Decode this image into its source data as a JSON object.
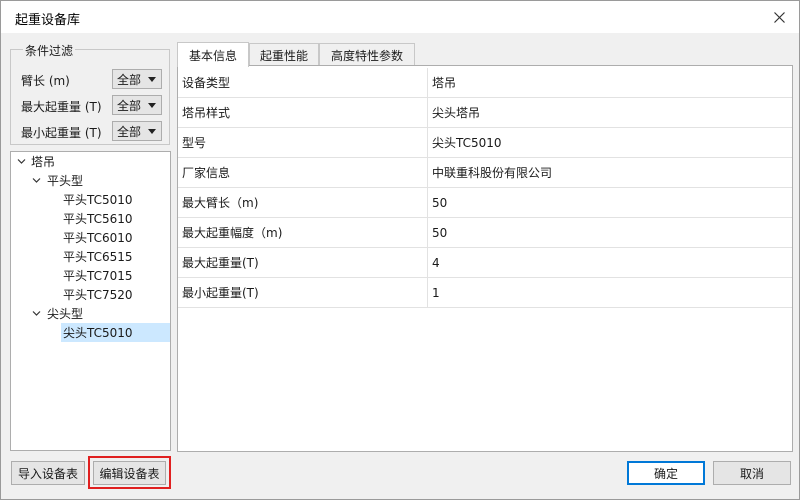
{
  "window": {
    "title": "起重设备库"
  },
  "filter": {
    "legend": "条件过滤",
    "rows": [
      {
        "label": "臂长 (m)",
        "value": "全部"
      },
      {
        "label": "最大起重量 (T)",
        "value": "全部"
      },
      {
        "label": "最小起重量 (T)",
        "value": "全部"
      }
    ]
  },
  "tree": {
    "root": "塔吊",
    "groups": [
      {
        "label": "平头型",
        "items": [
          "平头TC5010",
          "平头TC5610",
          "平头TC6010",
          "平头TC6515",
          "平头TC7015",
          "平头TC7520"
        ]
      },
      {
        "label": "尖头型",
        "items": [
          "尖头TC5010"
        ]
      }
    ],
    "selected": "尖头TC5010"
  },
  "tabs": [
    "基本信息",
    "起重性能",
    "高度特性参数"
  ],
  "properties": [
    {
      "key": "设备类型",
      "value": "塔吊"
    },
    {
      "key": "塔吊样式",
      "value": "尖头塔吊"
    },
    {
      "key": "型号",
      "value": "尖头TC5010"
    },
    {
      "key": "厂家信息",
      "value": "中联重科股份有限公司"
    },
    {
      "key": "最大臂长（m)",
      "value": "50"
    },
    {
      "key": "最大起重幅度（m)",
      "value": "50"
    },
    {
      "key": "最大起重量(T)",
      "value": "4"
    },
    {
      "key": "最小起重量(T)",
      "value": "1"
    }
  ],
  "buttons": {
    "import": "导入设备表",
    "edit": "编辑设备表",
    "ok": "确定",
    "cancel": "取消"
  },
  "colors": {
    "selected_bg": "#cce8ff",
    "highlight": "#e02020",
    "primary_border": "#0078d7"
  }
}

-----

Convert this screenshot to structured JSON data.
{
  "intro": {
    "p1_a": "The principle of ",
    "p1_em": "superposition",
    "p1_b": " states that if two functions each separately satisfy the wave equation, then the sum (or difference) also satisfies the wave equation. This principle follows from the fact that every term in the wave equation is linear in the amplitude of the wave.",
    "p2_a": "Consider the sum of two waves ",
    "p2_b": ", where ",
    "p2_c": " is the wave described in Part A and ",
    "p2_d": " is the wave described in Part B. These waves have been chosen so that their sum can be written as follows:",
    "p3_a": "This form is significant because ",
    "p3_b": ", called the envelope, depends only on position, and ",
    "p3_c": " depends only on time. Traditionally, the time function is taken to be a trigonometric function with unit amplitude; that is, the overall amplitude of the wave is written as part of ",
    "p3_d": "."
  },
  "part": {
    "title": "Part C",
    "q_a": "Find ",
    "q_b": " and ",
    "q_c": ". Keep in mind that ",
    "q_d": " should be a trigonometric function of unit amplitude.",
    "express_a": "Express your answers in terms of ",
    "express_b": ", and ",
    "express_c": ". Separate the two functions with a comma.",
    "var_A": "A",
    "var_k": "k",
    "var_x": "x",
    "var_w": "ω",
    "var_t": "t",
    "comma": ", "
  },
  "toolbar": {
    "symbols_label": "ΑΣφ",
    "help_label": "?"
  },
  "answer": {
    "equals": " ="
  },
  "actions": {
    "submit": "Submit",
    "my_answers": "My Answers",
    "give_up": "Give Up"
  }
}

-----

Scan the material above for the string "follows" and return the lines that hold it.

    "p1_b": " states that if two functions each separately satisfy the wave equation, then the sum (or difference) also satisfies the wave equation. This principle follows from the fact that every term in the wave equation is linear in the amplitude of the wave.",
    "p2_d": " is the wave described in Part B. These waves have been chosen so that their sum can be written as follows:",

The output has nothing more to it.